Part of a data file
- - -
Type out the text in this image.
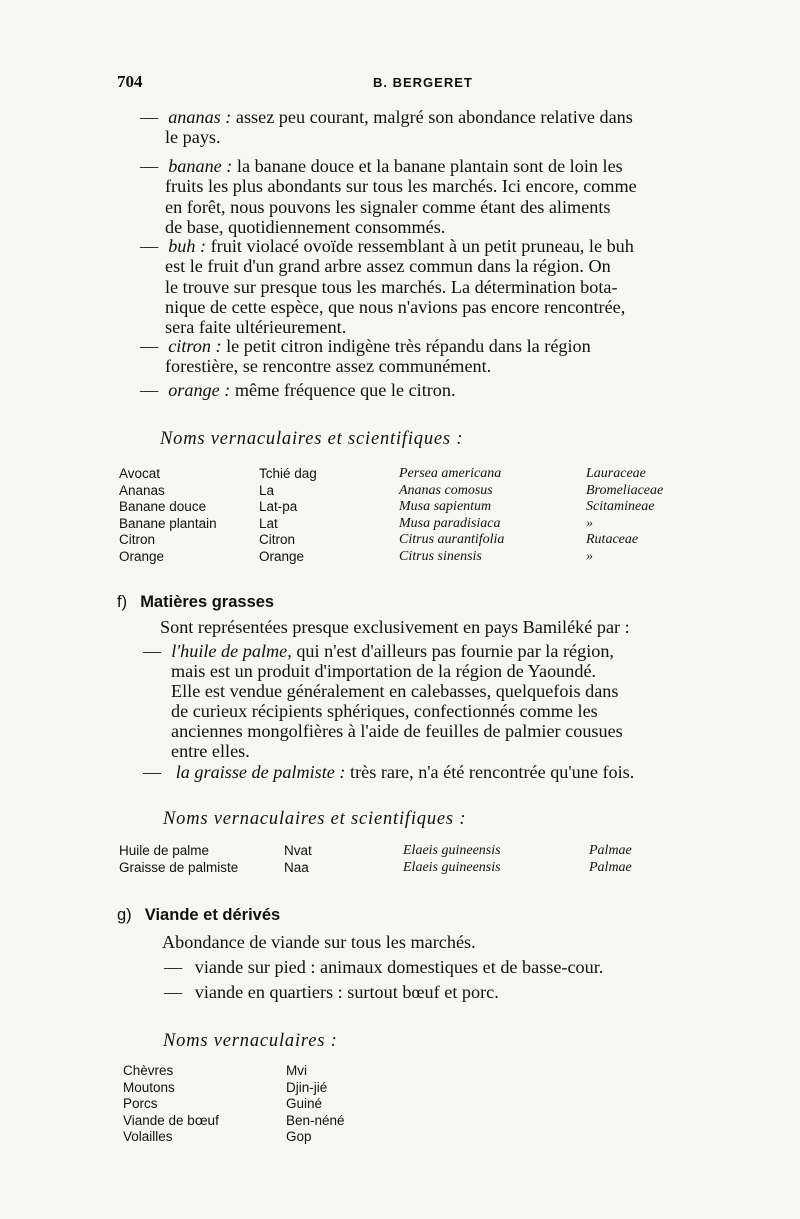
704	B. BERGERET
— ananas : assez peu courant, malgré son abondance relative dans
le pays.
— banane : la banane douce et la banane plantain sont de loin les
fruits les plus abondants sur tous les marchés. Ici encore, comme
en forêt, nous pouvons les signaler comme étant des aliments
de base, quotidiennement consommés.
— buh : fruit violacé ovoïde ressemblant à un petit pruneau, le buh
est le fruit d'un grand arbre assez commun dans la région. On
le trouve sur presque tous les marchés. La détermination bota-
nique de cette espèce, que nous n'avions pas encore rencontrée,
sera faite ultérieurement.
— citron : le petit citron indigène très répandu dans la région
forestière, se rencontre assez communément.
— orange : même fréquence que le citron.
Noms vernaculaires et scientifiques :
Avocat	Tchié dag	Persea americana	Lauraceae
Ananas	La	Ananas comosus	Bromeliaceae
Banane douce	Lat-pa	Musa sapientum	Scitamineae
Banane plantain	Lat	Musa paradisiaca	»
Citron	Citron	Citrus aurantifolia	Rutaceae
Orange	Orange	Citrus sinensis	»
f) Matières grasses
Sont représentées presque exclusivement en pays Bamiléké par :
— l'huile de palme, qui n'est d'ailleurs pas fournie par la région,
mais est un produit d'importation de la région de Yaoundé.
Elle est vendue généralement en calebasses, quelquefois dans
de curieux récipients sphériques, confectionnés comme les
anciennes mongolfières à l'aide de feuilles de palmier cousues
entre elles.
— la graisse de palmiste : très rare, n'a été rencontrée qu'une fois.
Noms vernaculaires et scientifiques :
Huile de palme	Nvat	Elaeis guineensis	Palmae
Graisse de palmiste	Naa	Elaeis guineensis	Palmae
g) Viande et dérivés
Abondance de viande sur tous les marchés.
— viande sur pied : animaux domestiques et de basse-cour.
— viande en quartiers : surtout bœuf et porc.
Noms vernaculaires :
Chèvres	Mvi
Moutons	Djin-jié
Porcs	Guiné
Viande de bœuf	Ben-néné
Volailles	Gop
- - -
Quote each entry above verbatim and drop the pictures.

Solution for this problem:
Type out the text in this image.
704	B. BERGERET
— ananas : assez peu courant, malgré son abondance relative dans
le pays.
— banane : la banane douce et la banane plantain sont de loin les
fruits les plus abondants sur tous les marchés. Ici encore, comme
en forêt, nous pouvons les signaler comme étant des aliments
de base, quotidiennement consommés.
— buh : fruit violacé ovoïde ressemblant à un petit pruneau, le buh
est le fruit d'un grand arbre assez commun dans la région. On
le trouve sur presque tous les marchés. La détermination bota-
nique de cette espèce, que nous n'avions pas encore rencontrée,
sera faite ultérieurement.
— citron : le petit citron indigène très répandu dans la région
forestière, se rencontre assez communément.
— orange : même fréquence que le citron.
Noms vernaculaires et scientifiques :
Avocat	Tchié dag	Persea americana	Lauraceae
Ananas	La	Ananas comosus	Bromeliaceae
Banane douce	Lat-pa	Musa sapientum	Scitamineae
Banane plantain	Lat	Musa paradisiaca	»
Citron	Citron	Citrus aurantifolia	Rutaceae
Orange	Orange	Citrus sinensis	»
f) Matières grasses
Sont représentées presque exclusivement en pays Bamiléké par :
— l'huile de palme, qui n'est d'ailleurs pas fournie par la région,
mais est un produit d'importation de la région de Yaoundé.
Elle est vendue généralement en calebasses, quelquefois dans
de curieux récipients sphériques, confectionnés comme les
anciennes mongolfières à l'aide de feuilles de palmier cousues
entre elles.
— la graisse de palmiste : très rare, n'a été rencontrée qu'une fois.
Noms vernaculaires et scientifiques :
Huile de palme	Nvat	Elaeis guineensis	Palmae
Graisse de palmiste	Naa	Elaeis guineensis	Palmae
g) Viande et dérivés
Abondance de viande sur tous les marchés.
— viande sur pied : animaux domestiques et de basse-cour.
— viande en quartiers : surtout bœuf et porc.
Noms vernaculaires :
Chèvres	Mvi
Moutons	Djin-jié
Porcs	Guiné
Viande de bœuf	Ben-néné
Volailles	Gop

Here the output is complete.